_Task 1_:
In the rows below, retype verbatim every line between the line holding "paragraph-line: generaría unas" and the line holding "paragraph-line: regular todo", inclusive.

Tue, January 11, 2011

If the economy begins to grow more quickly and the sustainability of this recovery continues to gain traction, then the purchase program will need to be reconsidered along with other aspects of our very accommodative policy stance. We are a year and a half into a recovery, although a modest one. The aggressiveness of our accommodative policy may soon backfire on us if we don’t begin to gradually reverse course. On the other hand, if serious risks of deflation or deflationary expectations emerge, then we would need to take that into account as we adjust our policy stance.

Charles Evans

Fri, January 07, 2011

Evans said that, even if it was only charged with maintaining price stability, the fact that the Fed is "undershooting" its inflation target "dictates a highly accommodative policy." Arguing that "substantial accommodation" is warranted, he said the so-called Taylor Rule would call for the federal funds rate to be cut to minus 4% under current circumstances were it possible.

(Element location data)
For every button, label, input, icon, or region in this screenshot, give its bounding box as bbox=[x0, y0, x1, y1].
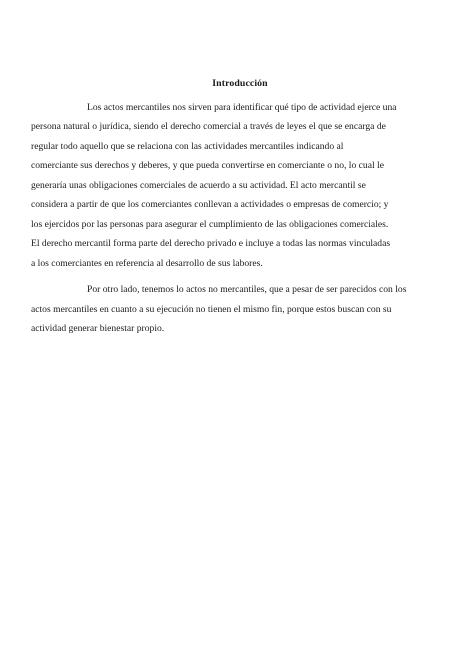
paragraph-line: generaría unas obligaciones comerciales de acuerdo a su actividad. El acto mercantil se bbox=[31, 179, 366, 191]
paragraph-line: comerciante sus derechos y deberes, y que pueda convertirse en comerciante o no, lo cual le bbox=[31, 160, 384, 171]
document-title: Introducción bbox=[212, 78, 268, 89]
paragraph-1 bbox=[31, 98, 421, 274]
paragraph-line: a los comerciantes en referencia al desarrollo de sus labores. bbox=[31, 257, 263, 269]
paragraph-2 bbox=[31, 280, 421, 339]
paragraph-spacer bbox=[59, 273, 421, 280]
paragraph-line: Los actos mercantiles nos sirven para identificar qué tipo de actividad ejerce una bbox=[87, 101, 397, 113]
paragraph-line: los ejercidos por las personas para asegurar el cumplimiento de las obligaciones comerciales. bbox=[31, 218, 389, 230]
paragraph-line: considera a partir de que los comerciantes conllevan a actividades o empresas de comercio; y bbox=[31, 199, 389, 210]
paragraph-line: persona natural o jurídica, siendo el derecho comercial a través de leyes el que se encarga de bbox=[31, 121, 386, 132]
document-body bbox=[31, 74, 421, 339]
paragraph-line: regular todo aquello que se relaciona con las actividades mercantiles indicando al bbox=[31, 140, 344, 152]
paragraph-line: Por otro lado, tenemos lo actos no mercantiles, que a pesar de ser parecidos con los bbox=[87, 284, 407, 295]
paragraph-line: actos mercantiles en cuanto a su ejecución no tienen el mismo fin, porque estos buscan con su bbox=[31, 303, 392, 315]
paragraph-line: El derecho mercantil forma parte del derecho privado e incluye a todas las normas vinculadas bbox=[31, 238, 391, 249]
paragraph-line: actividad generar bienestar propio. bbox=[31, 323, 165, 334]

_Task 2_:
From the text on Federal Reserve policy above, reproduce word for word the passage between "Evans said that, even" and "were it possible.", inclusive.

_Reply 1_:
paragraph-line: generaría unas obligaciones comerciales de acuerdo a su actividad. El acto mercantil se bbox=[31, 179, 366, 191]
paragraph-line: comerciante sus derechos y deberes, y que pueda convertirse en comerciante o no, lo cual le bbox=[31, 160, 384, 171]
document-title: Introducción bbox=[212, 78, 268, 89]
paragraph-1 bbox=[31, 98, 421, 274]
paragraph-line: a los comerciantes en referencia al desarrollo de sus labores. bbox=[31, 257, 263, 269]
paragraph-2 bbox=[31, 280, 421, 339]
paragraph-spacer bbox=[59, 273, 421, 280]
paragraph-line: Los actos mercantiles nos sirven para identificar qué tipo de actividad ejerce una bbox=[87, 101, 397, 113]
paragraph-line: los ejercidos por las personas para asegurar el cumplimiento de las obligaciones comerciales. bbox=[31, 218, 389, 230]
paragraph-line: considera a partir de que los comerciantes conllevan a actividades o empresas de comercio; y bbox=[31, 199, 389, 210]
paragraph-line: persona natural o jurídica, siendo el derecho comercial a través de leyes el que se encarga de bbox=[31, 121, 386, 132]
document-body bbox=[31, 74, 421, 339]
paragraph-line: regular todo aquello que se relaciona con las actividades mercantiles indicando al bbox=[31, 140, 344, 152]

_Reply 2_:
Evans said that, even if it was only charged with maintaining price stability, the fact that the Fed is "undershooting" its inflation target "dictates a highly accommodative policy." Arguing that "substantial accommodation" is warranted, he said the so-called Taylor Rule would call for the federal funds rate to be cut to minus 4% under current circumstances were it possible.